GIVEN EXERCISE:
Print, exactly and completely, every entry in the data.
* * *
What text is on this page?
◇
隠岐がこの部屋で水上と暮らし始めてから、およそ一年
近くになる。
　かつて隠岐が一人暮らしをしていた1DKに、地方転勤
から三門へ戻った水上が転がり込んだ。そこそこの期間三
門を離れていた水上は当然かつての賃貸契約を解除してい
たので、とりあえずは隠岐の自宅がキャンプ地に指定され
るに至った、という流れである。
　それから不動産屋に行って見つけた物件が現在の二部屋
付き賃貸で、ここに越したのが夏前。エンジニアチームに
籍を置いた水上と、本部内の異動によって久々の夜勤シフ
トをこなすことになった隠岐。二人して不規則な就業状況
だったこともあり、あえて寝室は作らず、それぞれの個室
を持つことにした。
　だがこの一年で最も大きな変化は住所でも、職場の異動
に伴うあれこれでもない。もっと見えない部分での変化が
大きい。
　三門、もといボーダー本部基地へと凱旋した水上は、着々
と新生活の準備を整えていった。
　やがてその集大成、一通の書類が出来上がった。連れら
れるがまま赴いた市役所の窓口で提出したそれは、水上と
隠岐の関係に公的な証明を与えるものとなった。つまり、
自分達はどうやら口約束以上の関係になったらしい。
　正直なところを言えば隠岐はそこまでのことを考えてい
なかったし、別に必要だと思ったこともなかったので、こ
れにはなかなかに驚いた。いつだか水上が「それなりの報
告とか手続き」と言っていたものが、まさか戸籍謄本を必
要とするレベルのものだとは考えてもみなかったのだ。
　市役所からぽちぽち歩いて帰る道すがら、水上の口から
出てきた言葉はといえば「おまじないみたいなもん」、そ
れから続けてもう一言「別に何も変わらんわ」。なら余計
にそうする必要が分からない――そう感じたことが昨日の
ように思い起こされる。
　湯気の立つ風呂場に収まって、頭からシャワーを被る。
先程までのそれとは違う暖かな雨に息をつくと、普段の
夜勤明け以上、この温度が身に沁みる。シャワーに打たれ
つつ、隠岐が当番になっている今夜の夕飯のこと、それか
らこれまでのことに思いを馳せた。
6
* * *
OUTPUT OF THE TASK:
What text is on this page?
◇
隠岐がこの部屋で水上と暮らし始めてから、およそ一年
近くになる。
　かつて隠岐が一人暮らしをしていた1DKに、地方転勤
から三門へ戻った水上が転がり込んだ。そこそこの期間三
門を離れていた水上は当然かつての賃貸契約を解除してい
たので、とりあえずは隠岐の自宅がキャンプ地に指定され
るに至った、という流れである。
　それから不動産屋に行って見つけた物件が現在の二部屋
付き賃貸で、ここに越したのが夏前。エンジニアチームに
籍を置いた水上と、本部内の異動によって久々の夜勤シフ
トをこなすことになった隠岐。二人して不規則な就業状況
だったこともあり、あえて寝室は作らず、それぞれの個室
を持つことにした。
　だがこの一年で最も大きな変化は住所でも、職場の異動
に伴うあれこれでもない。もっと見えない部分での変化が
大きい。
　三門、もといボーダー本部基地へと凱旋した水上は、着々
と新生活の準備を整えていった。
　やがてその集大成、一通の書類が出来上がった。連れら
れるがまま赴いた市役所の窓口で提出したそれは、水上と
隠岐の関係に公的な証明を与えるものとなった。つまり、
自分達はどうやら口約束以上の関係になったらしい。
　正直なところを言えば隠岐はそこまでのことを考えてい
なかったし、別に必要だと思ったこともなかったので、こ
れにはなかなかに驚いた。いつだか水上が「それなりの報
告とか手続き」と言っていたものが、まさか戸籍謄本を必
要とするレベルのものだとは考えてもみなかったのだ。
　市役所からぽちぽち歩いて帰る道すがら、水上の口から
出てきた言葉はといえば「おまじないみたいなもん」、そ
れから続けてもう一言「別に何も変わらんわ」。なら余計
にそうする必要が分からない――そう感じたことが昨日の
ように思い起こされる。
　湯気の立つ風呂場に収まって、頭からシャワーを被る。
先程までのそれとは違う暖かな雨に息をつくと、普段の
夜勤明け以上、この温度が身に沁みる。シャワーに打たれ
つつ、隠岐が当番になっている今夜の夕飯のこと、それか
らこれまでのことに思いを馳せた。
6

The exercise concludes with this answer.